Copy every line from the records below that holds the word "hour".

......

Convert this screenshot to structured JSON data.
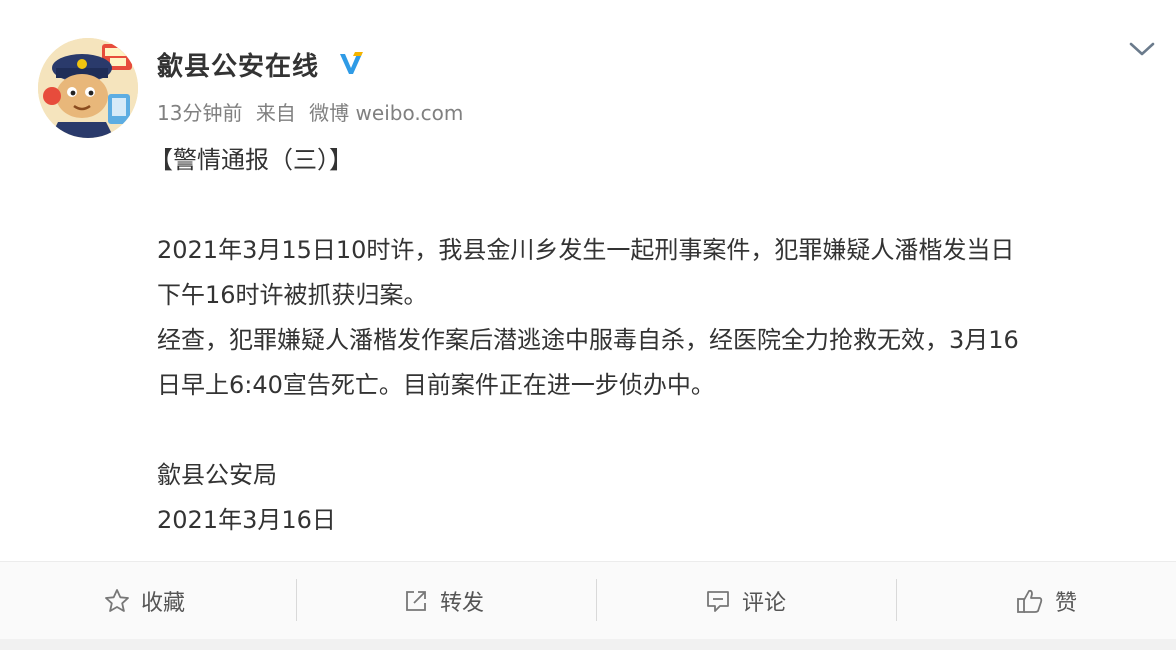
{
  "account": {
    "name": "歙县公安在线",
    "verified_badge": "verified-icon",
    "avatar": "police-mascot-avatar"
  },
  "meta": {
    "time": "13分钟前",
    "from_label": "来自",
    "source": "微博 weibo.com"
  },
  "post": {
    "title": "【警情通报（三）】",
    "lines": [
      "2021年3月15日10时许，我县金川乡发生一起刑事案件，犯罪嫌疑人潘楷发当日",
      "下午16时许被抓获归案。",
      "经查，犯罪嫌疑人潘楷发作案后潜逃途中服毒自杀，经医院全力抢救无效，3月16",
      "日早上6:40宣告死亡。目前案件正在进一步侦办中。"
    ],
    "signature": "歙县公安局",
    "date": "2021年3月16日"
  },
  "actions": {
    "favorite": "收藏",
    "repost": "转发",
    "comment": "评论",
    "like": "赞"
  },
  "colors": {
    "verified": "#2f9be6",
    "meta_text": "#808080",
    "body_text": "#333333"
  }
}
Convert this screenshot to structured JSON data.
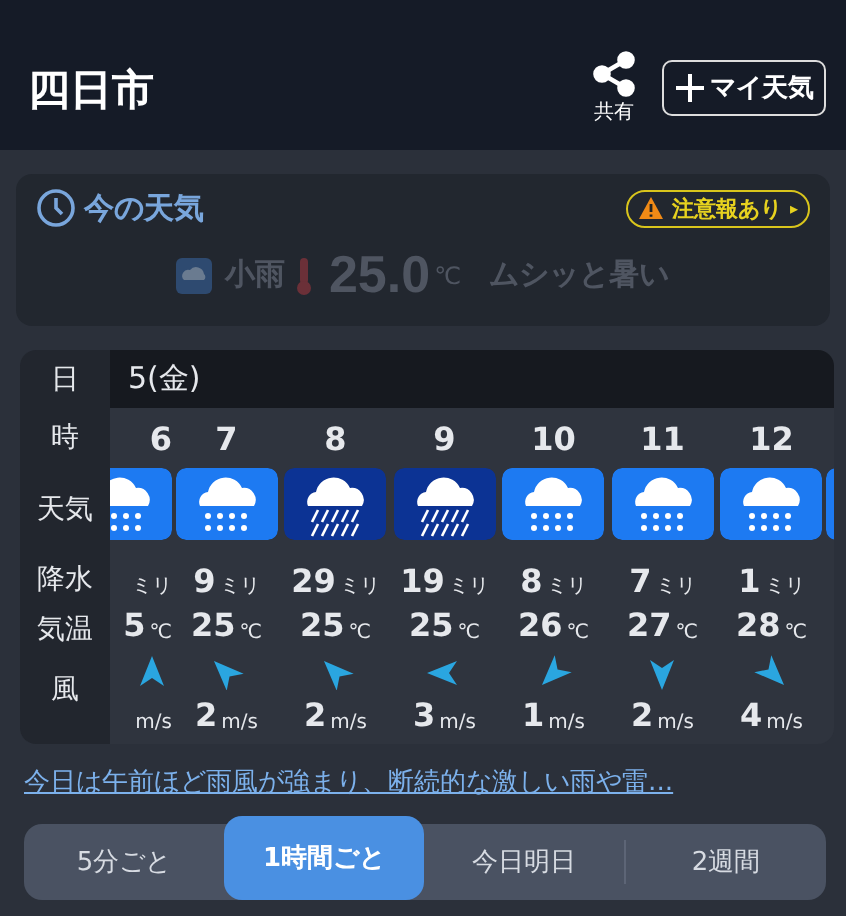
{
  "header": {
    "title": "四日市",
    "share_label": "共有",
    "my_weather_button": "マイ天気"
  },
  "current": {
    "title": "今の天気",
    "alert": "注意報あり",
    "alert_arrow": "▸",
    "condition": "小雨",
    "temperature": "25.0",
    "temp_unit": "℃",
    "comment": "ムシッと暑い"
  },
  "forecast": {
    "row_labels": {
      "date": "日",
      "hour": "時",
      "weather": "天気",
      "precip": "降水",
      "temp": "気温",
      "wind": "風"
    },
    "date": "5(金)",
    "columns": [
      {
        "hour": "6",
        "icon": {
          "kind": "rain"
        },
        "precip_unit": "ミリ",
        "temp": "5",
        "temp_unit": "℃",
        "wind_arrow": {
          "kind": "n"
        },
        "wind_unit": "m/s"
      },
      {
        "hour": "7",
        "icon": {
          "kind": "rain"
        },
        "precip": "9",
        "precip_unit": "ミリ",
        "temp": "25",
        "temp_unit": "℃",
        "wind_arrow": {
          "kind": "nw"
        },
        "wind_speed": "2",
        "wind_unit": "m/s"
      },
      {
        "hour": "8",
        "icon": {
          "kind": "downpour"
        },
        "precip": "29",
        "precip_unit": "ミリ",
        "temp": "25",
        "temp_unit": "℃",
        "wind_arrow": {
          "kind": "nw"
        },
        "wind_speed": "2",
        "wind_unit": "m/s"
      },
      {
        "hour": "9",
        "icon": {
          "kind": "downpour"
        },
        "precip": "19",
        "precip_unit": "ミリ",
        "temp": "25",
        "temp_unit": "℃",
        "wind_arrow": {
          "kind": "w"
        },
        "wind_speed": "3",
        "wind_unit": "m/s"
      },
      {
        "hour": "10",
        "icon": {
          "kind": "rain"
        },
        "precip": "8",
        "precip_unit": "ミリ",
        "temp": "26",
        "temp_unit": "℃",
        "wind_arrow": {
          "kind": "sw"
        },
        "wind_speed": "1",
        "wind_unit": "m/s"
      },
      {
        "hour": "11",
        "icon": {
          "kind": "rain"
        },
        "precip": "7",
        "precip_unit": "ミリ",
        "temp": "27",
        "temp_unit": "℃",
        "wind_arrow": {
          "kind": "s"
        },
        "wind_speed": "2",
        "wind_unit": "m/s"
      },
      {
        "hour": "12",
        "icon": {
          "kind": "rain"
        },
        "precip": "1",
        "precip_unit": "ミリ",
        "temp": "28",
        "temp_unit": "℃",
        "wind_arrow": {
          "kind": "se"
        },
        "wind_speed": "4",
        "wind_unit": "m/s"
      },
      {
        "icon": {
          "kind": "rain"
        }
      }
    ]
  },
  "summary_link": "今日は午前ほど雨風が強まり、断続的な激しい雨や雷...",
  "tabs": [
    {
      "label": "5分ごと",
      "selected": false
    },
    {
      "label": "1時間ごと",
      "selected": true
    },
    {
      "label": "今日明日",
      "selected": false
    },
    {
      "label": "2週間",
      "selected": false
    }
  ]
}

......

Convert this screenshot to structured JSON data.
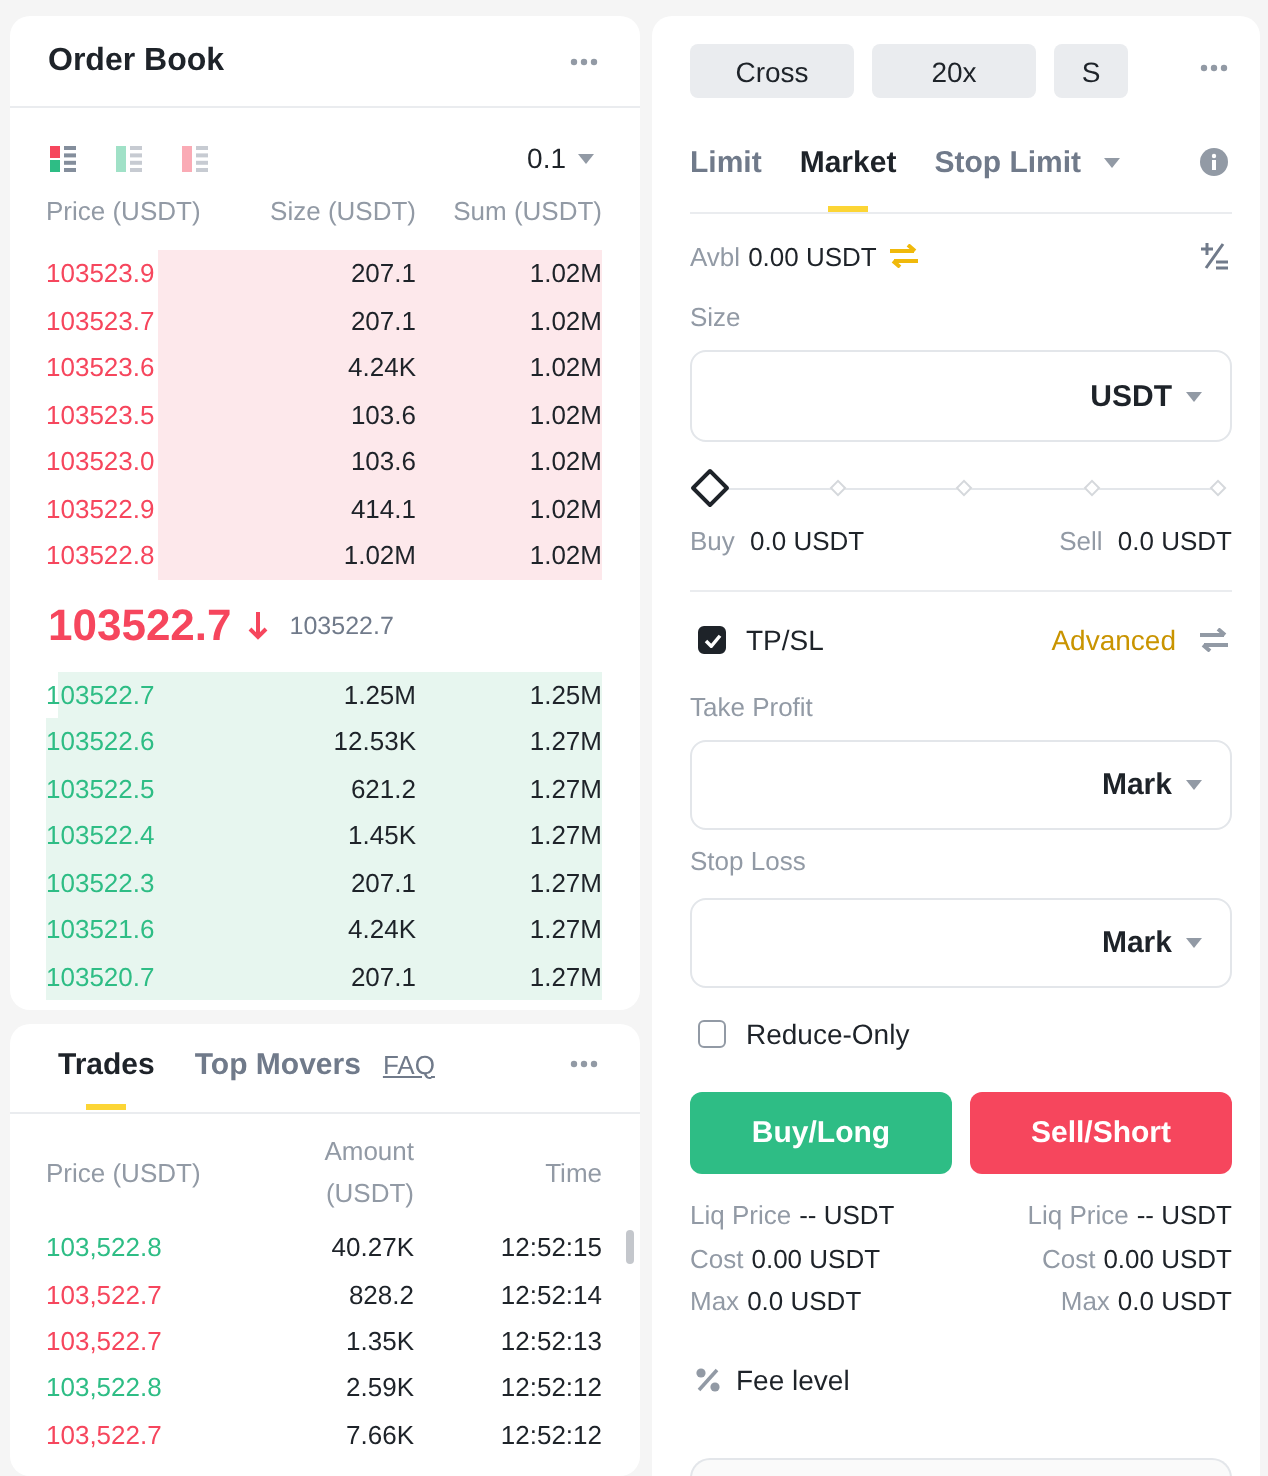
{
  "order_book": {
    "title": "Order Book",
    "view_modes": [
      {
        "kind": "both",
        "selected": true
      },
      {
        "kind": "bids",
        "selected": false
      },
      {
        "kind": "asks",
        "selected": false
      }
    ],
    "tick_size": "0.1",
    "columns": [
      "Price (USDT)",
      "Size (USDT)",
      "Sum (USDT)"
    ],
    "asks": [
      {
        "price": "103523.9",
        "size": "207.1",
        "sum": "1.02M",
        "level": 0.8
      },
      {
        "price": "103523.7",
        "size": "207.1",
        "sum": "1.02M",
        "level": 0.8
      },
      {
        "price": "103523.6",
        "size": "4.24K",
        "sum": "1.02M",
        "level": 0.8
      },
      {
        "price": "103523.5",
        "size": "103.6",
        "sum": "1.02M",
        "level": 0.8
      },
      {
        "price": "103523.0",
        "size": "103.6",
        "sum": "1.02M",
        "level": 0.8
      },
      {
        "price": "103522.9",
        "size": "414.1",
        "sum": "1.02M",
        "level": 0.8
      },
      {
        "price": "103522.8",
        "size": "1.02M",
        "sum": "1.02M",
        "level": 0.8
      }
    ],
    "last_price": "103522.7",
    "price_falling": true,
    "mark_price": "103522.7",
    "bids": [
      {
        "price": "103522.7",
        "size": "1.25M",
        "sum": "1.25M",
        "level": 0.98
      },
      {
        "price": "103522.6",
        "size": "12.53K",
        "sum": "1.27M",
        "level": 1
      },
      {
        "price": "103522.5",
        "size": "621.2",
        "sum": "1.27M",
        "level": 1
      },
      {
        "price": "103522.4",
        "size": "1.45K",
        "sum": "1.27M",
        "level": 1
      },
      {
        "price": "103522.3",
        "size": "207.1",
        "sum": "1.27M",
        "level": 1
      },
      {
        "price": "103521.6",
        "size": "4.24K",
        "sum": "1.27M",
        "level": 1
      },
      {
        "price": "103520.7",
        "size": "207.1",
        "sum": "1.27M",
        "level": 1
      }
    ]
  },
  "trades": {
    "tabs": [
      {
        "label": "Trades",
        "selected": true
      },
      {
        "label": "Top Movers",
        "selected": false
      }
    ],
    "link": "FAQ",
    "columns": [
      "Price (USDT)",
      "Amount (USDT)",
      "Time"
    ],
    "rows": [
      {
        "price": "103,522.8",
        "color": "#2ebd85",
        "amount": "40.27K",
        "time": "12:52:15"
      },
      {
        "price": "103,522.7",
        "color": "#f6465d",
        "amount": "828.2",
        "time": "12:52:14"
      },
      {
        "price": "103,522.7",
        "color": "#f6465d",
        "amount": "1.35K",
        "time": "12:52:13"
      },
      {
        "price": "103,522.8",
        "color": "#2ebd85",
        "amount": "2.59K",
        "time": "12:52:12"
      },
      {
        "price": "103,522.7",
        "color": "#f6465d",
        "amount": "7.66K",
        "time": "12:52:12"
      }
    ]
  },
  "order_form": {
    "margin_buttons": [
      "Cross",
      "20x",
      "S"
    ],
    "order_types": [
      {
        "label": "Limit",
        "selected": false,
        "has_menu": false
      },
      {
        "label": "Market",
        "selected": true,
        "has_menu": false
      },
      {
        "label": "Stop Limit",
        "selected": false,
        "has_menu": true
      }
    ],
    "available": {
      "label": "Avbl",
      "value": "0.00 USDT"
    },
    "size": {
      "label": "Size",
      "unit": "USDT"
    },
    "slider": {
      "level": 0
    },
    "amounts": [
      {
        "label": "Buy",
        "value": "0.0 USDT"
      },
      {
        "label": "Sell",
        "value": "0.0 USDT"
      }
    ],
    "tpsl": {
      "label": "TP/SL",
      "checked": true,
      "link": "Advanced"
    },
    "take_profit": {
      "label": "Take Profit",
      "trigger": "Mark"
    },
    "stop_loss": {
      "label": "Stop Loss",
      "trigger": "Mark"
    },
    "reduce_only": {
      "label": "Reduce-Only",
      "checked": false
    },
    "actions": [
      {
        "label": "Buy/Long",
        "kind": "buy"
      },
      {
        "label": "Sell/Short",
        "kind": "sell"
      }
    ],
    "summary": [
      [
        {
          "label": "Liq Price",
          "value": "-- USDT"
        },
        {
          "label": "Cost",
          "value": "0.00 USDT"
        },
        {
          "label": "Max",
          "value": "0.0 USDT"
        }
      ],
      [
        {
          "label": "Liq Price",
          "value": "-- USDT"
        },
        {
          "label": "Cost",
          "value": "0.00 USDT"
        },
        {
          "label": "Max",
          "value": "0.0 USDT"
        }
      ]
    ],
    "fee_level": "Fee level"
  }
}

......

• Solved problem:
      "hour": "時",
        "hour": "6",
        "hour": "7",
        "hour": "8",
        "hour": "9",
        "hour": "10",
        "hour": "11",
        "hour": "12",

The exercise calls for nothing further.